_WHAT IS REQUIRED_
Find the lines that contain the word "disable" and copy each one.
## Start DATASET
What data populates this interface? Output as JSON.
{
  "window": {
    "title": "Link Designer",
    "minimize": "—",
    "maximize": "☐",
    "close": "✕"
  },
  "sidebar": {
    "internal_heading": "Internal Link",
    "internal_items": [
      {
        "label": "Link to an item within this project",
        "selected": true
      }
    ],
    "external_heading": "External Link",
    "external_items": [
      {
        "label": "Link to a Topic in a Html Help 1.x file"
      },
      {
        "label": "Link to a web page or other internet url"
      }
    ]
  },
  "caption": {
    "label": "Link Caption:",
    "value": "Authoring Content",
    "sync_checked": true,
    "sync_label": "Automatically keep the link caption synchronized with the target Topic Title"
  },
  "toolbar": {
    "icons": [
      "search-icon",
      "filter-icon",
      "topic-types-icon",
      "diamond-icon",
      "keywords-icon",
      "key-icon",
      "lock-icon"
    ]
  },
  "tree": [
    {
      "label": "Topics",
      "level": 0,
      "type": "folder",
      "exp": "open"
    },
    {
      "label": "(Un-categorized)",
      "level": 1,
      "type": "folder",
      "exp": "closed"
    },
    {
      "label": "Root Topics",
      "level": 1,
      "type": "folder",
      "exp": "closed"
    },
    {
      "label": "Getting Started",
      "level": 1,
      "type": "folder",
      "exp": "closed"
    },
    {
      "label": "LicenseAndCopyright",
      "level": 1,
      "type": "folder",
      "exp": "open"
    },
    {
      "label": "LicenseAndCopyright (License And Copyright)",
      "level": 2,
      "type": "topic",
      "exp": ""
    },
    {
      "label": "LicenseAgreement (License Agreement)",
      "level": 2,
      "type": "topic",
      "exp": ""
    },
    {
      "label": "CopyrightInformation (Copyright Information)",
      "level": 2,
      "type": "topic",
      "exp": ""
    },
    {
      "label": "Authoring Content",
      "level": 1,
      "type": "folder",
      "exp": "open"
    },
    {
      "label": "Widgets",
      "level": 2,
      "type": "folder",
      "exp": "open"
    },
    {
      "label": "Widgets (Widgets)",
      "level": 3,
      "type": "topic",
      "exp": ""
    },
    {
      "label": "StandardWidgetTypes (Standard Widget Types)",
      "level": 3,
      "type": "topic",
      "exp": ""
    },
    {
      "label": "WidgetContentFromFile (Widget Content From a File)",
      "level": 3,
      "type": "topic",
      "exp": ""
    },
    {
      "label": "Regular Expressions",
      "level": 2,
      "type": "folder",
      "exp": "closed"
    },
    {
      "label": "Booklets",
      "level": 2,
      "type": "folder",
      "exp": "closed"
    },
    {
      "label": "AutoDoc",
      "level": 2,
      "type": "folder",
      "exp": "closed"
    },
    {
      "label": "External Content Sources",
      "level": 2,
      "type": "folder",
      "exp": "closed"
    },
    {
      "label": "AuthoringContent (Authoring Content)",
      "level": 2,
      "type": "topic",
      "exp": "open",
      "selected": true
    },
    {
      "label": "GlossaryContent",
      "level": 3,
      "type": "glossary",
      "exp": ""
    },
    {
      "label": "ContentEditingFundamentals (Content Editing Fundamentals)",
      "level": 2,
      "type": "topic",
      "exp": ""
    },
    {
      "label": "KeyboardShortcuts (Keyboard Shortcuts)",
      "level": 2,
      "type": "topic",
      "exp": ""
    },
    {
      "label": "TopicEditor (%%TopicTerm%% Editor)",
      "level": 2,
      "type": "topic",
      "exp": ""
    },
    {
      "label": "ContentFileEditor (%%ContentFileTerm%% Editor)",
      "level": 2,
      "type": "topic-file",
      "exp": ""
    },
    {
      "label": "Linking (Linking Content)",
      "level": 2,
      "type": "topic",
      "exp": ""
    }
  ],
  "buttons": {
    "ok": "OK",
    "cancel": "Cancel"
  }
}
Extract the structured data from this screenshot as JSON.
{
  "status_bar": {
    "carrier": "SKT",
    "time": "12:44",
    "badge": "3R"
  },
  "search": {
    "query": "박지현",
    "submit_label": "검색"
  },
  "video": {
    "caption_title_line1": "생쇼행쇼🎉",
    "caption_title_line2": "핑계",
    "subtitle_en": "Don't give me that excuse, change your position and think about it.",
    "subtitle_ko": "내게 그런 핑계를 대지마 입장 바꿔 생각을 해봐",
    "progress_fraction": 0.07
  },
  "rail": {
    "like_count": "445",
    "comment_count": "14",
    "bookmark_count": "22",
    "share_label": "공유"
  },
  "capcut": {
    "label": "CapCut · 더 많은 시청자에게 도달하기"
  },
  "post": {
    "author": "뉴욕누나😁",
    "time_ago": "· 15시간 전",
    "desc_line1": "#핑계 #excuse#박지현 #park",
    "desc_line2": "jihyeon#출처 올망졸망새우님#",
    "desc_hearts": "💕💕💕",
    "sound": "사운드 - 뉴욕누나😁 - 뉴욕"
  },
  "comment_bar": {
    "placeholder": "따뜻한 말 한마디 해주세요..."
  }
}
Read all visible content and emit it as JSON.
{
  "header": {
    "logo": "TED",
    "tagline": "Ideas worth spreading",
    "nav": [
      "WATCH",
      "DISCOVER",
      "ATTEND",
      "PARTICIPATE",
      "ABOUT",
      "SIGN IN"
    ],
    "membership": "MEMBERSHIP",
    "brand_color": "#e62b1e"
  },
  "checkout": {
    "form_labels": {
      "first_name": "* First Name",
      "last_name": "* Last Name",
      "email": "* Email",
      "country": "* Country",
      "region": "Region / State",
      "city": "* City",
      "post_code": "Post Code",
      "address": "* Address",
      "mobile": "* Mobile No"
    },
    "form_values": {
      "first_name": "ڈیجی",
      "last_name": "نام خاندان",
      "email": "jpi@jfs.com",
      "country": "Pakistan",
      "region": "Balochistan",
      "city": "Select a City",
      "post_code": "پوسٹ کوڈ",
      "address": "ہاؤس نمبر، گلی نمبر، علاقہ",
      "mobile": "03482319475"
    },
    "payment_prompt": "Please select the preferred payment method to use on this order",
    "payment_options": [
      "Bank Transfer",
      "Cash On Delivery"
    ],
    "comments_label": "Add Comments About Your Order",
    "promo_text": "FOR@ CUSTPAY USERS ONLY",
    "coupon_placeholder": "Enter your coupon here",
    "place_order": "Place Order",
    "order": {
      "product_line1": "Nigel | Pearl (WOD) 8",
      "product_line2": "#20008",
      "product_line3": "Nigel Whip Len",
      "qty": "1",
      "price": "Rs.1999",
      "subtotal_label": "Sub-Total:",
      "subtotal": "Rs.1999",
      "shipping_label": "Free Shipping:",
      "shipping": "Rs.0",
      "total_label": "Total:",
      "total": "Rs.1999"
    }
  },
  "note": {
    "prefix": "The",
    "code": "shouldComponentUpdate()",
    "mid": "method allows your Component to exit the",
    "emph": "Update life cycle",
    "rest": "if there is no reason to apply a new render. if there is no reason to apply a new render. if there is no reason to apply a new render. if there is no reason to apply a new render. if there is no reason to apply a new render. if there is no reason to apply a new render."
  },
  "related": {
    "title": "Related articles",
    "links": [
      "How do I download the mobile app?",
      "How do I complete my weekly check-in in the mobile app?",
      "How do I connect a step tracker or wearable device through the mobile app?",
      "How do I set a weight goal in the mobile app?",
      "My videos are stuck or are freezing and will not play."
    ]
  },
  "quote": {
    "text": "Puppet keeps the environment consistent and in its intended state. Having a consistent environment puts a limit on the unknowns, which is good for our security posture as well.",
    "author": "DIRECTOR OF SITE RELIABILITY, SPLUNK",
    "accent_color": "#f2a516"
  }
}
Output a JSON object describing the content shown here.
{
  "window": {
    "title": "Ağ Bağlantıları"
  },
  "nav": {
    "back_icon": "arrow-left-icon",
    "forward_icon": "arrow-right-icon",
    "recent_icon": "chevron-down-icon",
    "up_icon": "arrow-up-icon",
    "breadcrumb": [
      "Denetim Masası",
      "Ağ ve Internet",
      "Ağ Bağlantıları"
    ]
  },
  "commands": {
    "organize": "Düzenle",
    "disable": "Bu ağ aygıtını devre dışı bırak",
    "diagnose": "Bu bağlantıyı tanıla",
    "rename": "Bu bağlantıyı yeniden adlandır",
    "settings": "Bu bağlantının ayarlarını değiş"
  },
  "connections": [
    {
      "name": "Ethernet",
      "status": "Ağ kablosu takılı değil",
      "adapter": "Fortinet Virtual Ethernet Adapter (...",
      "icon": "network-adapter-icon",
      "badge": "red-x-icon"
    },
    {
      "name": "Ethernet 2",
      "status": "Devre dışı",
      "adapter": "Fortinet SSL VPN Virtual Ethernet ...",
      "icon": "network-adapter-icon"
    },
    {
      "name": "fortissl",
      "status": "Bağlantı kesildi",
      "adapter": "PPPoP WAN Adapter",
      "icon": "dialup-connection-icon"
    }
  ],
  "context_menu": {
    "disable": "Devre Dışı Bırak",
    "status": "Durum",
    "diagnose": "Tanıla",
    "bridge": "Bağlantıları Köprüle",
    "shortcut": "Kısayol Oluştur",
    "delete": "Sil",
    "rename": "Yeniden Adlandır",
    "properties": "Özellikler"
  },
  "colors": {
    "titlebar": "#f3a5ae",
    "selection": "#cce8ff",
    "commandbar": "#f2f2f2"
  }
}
## End DATASET
_FULL OUTPUT_
    "disable": "Bu ağ aygıtını devre dışı bırak",
    "disable": "Devre Dışı Bırak",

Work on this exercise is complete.